*Task description*:
Copy the records below exactly as they are written.

*Data shown*:
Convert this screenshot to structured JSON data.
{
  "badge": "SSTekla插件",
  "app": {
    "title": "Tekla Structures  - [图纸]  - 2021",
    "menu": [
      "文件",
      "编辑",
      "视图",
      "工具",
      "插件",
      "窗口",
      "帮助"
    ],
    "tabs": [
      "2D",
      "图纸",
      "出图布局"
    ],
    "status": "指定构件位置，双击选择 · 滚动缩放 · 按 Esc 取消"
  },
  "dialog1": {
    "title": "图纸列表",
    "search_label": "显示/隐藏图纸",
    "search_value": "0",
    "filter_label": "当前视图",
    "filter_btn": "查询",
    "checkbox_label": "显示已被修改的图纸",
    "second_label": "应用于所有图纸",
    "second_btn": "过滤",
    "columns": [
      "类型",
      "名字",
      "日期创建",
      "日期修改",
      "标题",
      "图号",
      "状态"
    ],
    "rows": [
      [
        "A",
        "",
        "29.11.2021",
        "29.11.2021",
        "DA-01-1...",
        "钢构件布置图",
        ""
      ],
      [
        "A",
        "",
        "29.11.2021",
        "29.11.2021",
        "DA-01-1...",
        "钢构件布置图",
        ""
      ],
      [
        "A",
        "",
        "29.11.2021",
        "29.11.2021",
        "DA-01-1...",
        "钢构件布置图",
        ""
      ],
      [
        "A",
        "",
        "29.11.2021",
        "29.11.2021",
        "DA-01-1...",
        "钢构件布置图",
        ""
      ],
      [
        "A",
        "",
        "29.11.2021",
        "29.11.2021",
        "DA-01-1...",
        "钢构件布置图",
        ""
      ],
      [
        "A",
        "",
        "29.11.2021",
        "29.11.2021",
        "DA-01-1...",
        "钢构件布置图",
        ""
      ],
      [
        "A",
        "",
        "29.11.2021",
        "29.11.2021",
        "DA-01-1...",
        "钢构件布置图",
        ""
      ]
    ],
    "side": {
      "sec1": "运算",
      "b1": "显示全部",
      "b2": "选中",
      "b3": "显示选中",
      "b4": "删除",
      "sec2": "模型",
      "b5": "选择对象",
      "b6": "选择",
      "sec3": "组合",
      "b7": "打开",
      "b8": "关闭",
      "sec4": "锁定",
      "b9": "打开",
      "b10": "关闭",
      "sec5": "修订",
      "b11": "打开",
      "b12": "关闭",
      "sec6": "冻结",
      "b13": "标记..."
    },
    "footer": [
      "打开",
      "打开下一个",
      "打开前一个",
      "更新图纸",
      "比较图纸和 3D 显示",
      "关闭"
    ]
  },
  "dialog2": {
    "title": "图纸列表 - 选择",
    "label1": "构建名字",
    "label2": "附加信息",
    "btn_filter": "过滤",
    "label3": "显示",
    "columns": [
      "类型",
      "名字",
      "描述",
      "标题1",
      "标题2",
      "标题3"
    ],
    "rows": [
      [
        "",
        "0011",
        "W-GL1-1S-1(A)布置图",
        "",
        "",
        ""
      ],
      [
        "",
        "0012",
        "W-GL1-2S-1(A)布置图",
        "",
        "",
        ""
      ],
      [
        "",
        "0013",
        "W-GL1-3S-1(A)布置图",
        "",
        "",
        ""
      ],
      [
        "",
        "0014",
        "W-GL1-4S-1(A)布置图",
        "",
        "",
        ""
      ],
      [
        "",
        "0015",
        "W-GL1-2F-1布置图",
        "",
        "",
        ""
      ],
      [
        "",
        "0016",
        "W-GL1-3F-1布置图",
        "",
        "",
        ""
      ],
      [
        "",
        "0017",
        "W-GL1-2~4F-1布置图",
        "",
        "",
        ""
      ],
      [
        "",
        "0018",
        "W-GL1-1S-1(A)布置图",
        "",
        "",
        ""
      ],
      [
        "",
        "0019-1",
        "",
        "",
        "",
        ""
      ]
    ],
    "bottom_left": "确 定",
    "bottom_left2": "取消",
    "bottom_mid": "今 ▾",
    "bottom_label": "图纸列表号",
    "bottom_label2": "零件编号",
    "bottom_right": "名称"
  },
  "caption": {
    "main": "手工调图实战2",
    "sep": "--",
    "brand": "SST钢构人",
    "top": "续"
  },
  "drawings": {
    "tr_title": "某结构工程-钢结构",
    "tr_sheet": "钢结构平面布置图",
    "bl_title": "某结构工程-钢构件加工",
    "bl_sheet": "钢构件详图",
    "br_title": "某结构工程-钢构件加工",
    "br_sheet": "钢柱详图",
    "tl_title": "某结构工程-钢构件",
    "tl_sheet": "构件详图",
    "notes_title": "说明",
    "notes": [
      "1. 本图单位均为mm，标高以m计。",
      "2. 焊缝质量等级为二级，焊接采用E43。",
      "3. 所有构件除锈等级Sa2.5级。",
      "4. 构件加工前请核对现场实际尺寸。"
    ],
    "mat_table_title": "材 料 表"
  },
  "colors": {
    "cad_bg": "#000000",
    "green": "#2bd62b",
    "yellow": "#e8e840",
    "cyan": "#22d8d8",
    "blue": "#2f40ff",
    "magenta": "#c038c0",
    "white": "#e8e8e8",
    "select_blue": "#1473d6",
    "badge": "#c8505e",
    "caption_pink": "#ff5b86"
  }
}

*Full answer*:
Convert this screenshot to structured JSON data.
{
  "badge": "SSTekla插件",
  "app": {
    "title": "Tekla Structures  - [图纸]  - 2021",
    "menu": [
      "文件",
      "编辑",
      "视图",
      "工具",
      "插件",
      "窗口",
      "帮助"
    ],
    "tabs": [
      "2D",
      "图纸",
      "出图布局"
    ],
    "status": "指定构件位置，双击选择 · 滚动缩放 · 按 Esc 取消"
  },
  "dialog1": {
    "title": "图纸列表",
    "search_label": "显示/隐藏图纸",
    "search_value": "0",
    "filter_label": "当前视图",
    "filter_btn": "查询",
    "checkbox_label": "显示已被修改的图纸",
    "second_label": "应用于所有图纸",
    "second_btn": "过滤",
    "columns": [
      "类型",
      "名字",
      "日期创建",
      "日期修改",
      "标题",
      "图号",
      "状态"
    ],
    "rows": [
      [
        "A",
        "",
        "29.11.2021",
        "29.11.2021",
        "DA-01-1...",
        "钢构件布置图",
        ""
      ],
      [
        "A",
        "",
        "29.11.2021",
        "29.11.2021",
        "DA-01-1...",
        "钢构件布置图",
        ""
      ],
      [
        "A",
        "",
        "29.11.2021",
        "29.11.2021",
        "DA-01-1...",
        "钢构件布置图",
        ""
      ],
      [
        "A",
        "",
        "29.11.2021",
        "29.11.2021",
        "DA-01-1...",
        "钢构件布置图",
        ""
      ],
      [
        "A",
        "",
        "29.11.2021",
        "29.11.2021",
        "DA-01-1...",
        "钢构件布置图",
        ""
      ],
      [
        "A",
        "",
        "29.11.2021",
        "29.11.2021",
        "DA-01-1...",
        "钢构件布置图",
        ""
      ],
      [
        "A",
        "",
        "29.11.2021",
        "29.11.2021",
        "DA-01-1...",
        "钢构件布置图",
        ""
      ]
    ],
    "side": {
      "sec1": "运算",
      "b1": "显示全部",
      "b2": "选中",
      "b3": "显示选中",
      "b4": "删除",
      "sec2": "模型",
      "b5": "选择对象",
      "b6": "选择",
      "sec3": "组合",
      "b7": "打开",
      "b8": "关闭",
      "sec4": "锁定",
      "b9": "打开",
      "b10": "关闭",
      "sec5": "修订",
      "b11": "打开",
      "b12": "关闭",
      "sec6": "冻结",
      "b13": "标记..."
    },
    "footer": [
      "打开",
      "打开下一个",
      "打开前一个",
      "更新图纸",
      "比较图纸和 3D 显示",
      "关闭"
    ]
  },
  "dialog2": {
    "title": "图纸列表 - 选择",
    "label1": "构建名字",
    "label2": "附加信息",
    "btn_filter": "过滤",
    "label3": "显示",
    "columns": [
      "类型",
      "名字",
      "描述",
      "标题1",
      "标题2",
      "标题3"
    ],
    "rows": [
      [
        "",
        "0011",
        "W-GL1-1S-1(A)布置图",
        "",
        "",
        ""
      ],
      [
        "",
        "0012",
        "W-GL1-2S-1(A)布置图",
        "",
        "",
        ""
      ],
      [
        "",
        "0013",
        "W-GL1-3S-1(A)布置图",
        "",
        "",
        ""
      ],
      [
        "",
        "0014",
        "W-GL1-4S-1(A)布置图",
        "",
        "",
        ""
      ],
      [
        "",
        "0015",
        "W-GL1-2F-1布置图",
        "",
        "",
        ""
      ],
      [
        "",
        "0016",
        "W-GL1-3F-1布置图",
        "",
        "",
        ""
      ],
      [
        "",
        "0017",
        "W-GL1-2~4F-1布置图",
        "",
        "",
        ""
      ],
      [
        "",
        "0018",
        "W-GL1-1S-1(A)布置图",
        "",
        "",
        ""
      ],
      [
        "",
        "0019-1",
        "",
        "",
        "",
        ""
      ]
    ],
    "bottom_left": "确 定",
    "bottom_left2": "取消",
    "bottom_mid": "今 ▾",
    "bottom_label": "图纸列表号",
    "bottom_label2": "零件编号",
    "bottom_right": "名称"
  },
  "caption": {
    "main": "手工调图实战2",
    "sep": "--",
    "brand": "SST钢构人",
    "top": "续"
  },
  "drawings": {
    "tr_title": "某结构工程-钢结构",
    "tr_sheet": "钢结构平面布置图",
    "bl_title": "某结构工程-钢构件加工",
    "bl_sheet": "钢构件详图",
    "br_title": "某结构工程-钢构件加工",
    "br_sheet": "钢柱详图",
    "tl_title": "某结构工程-钢构件",
    "tl_sheet": "构件详图",
    "notes_title": "说明",
    "notes": [
      "1. 本图单位均为mm，标高以m计。",
      "2. 焊缝质量等级为二级，焊接采用E43。",
      "3. 所有构件除锈等级Sa2.5级。",
      "4. 构件加工前请核对现场实际尺寸。"
    ],
    "mat_table_title": "材 料 表"
  },
  "colors": {
    "cad_bg": "#000000",
    "green": "#2bd62b",
    "yellow": "#e8e840",
    "cyan": "#22d8d8",
    "blue": "#2f40ff",
    "magenta": "#c038c0",
    "white": "#e8e8e8",
    "select_blue": "#1473d6",
    "badge": "#c8505e",
    "caption_pink": "#ff5b86"
  }
}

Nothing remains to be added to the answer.